TASK BRIEF.
Count lines, not occurrences: report how many lines in the records hold the string "Margin", and nothing else.

[BEGIN PROVIDED DATA]

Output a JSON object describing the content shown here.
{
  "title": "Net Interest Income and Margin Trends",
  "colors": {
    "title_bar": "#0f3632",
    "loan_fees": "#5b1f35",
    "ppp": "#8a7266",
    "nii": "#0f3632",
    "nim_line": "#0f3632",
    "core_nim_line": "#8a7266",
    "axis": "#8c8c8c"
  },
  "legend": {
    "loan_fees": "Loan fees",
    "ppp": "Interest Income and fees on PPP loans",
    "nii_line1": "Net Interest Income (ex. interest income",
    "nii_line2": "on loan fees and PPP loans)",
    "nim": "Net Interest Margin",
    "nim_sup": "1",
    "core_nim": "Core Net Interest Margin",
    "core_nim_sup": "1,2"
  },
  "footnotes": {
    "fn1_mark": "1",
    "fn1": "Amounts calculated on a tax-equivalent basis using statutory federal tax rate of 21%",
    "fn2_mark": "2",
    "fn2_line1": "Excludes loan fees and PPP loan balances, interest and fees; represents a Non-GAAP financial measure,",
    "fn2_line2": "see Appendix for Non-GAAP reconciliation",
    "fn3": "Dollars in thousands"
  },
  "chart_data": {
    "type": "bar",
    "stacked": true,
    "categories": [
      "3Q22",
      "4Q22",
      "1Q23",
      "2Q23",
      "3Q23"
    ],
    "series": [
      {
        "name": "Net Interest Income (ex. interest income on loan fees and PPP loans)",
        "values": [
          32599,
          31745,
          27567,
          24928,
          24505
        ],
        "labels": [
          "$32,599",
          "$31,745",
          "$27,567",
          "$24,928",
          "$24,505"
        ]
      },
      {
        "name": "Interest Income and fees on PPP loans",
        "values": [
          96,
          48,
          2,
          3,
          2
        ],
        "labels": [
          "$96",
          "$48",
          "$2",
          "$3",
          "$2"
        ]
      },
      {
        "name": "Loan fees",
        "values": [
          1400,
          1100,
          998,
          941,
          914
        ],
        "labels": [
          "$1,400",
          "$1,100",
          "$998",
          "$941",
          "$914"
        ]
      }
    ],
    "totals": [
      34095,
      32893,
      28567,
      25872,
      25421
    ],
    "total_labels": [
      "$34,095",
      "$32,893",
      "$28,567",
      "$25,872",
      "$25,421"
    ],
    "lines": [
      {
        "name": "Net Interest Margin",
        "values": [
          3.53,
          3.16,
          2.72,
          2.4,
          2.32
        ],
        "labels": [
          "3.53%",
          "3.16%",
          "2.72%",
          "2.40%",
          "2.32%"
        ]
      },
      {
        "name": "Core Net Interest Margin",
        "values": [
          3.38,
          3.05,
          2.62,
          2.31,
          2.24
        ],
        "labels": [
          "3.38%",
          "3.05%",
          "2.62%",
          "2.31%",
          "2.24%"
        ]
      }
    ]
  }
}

[END PROVIDED DATA]
[BEGIN PROVIDED DATA]

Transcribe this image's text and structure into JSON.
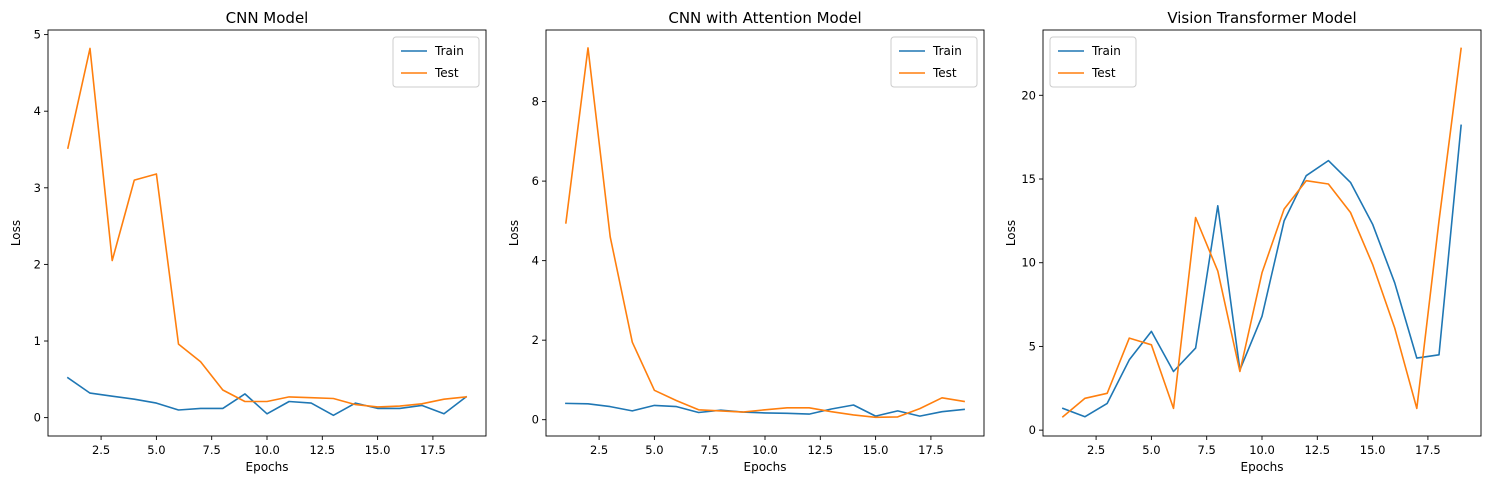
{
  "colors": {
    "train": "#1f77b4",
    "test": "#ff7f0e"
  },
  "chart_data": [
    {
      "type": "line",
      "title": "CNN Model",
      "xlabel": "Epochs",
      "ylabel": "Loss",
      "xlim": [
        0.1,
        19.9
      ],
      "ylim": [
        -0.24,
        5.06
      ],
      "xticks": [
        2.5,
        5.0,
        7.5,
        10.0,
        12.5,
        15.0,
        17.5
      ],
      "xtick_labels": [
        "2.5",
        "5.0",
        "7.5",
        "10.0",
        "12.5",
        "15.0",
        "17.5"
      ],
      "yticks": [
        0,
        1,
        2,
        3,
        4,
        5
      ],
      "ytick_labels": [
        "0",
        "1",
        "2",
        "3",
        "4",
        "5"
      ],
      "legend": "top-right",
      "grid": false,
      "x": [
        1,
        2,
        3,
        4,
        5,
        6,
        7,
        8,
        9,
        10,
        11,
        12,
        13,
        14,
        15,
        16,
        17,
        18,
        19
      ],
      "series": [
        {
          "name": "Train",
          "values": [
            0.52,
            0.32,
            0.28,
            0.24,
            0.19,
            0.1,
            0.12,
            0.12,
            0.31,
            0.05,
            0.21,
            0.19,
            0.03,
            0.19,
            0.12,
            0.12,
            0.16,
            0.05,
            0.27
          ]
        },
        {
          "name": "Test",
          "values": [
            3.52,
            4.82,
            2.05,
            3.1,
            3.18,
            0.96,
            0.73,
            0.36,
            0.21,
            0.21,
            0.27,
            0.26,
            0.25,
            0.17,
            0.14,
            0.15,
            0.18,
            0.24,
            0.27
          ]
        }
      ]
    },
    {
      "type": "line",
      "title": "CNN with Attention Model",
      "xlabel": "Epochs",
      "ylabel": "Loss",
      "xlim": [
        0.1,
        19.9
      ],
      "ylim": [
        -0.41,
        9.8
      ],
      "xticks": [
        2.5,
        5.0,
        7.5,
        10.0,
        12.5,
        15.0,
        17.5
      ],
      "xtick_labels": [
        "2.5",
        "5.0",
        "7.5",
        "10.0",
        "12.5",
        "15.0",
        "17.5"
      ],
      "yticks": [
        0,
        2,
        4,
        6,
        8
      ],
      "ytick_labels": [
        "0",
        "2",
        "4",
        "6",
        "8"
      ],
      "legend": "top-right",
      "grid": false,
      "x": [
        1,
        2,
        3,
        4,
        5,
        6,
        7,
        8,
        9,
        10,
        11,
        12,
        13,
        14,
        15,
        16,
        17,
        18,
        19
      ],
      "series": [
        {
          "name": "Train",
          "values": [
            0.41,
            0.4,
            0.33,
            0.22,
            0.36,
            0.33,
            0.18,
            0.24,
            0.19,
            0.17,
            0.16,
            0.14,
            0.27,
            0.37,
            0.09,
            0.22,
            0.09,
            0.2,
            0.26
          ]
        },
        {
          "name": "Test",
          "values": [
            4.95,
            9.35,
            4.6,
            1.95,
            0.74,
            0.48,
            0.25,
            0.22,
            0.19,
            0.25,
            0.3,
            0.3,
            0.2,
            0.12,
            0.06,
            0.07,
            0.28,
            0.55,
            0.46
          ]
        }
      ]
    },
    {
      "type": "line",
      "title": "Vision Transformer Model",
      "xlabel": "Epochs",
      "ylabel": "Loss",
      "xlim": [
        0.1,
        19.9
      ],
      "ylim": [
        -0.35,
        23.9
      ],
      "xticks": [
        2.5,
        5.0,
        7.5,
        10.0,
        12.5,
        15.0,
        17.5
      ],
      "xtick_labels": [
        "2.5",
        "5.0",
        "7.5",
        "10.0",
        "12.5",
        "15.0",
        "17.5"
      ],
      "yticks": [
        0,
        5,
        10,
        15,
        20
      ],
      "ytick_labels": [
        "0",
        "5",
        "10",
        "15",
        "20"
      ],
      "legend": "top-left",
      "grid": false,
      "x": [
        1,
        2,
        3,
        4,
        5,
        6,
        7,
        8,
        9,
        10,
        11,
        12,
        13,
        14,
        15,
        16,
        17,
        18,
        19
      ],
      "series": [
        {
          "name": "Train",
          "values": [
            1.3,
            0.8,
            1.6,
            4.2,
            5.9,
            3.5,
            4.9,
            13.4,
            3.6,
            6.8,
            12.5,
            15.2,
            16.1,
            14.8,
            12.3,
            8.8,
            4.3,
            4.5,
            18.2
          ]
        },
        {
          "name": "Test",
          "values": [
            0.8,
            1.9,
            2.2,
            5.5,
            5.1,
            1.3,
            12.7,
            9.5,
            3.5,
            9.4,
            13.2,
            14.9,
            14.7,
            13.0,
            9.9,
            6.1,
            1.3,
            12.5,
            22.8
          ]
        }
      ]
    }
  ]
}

[END PROVIDED DATA]
[BEGIN PROVIDED DATA]

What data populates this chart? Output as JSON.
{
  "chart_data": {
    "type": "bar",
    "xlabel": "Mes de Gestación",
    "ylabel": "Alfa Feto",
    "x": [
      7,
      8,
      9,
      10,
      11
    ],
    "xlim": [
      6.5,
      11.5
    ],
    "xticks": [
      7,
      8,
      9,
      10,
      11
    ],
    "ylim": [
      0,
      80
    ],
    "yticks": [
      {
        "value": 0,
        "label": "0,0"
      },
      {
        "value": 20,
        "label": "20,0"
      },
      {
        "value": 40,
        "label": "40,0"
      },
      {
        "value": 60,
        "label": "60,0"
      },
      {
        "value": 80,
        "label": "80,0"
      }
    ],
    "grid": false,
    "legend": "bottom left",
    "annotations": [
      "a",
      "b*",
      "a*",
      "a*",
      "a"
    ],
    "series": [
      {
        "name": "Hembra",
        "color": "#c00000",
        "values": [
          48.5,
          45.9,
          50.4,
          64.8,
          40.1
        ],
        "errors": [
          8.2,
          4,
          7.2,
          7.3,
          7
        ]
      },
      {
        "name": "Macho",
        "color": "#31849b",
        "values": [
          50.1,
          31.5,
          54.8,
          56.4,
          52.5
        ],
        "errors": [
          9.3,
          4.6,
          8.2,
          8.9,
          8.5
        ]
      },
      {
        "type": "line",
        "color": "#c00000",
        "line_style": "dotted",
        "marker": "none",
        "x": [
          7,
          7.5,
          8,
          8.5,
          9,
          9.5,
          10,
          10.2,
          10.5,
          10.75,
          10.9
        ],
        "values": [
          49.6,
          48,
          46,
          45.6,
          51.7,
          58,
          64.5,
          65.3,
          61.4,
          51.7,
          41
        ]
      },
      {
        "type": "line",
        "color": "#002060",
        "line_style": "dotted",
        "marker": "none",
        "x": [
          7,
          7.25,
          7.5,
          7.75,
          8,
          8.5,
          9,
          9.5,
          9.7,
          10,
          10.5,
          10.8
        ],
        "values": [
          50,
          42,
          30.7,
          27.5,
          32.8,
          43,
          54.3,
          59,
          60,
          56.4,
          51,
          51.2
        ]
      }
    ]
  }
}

[END PROVIDED DATA]

SOLUTION.
5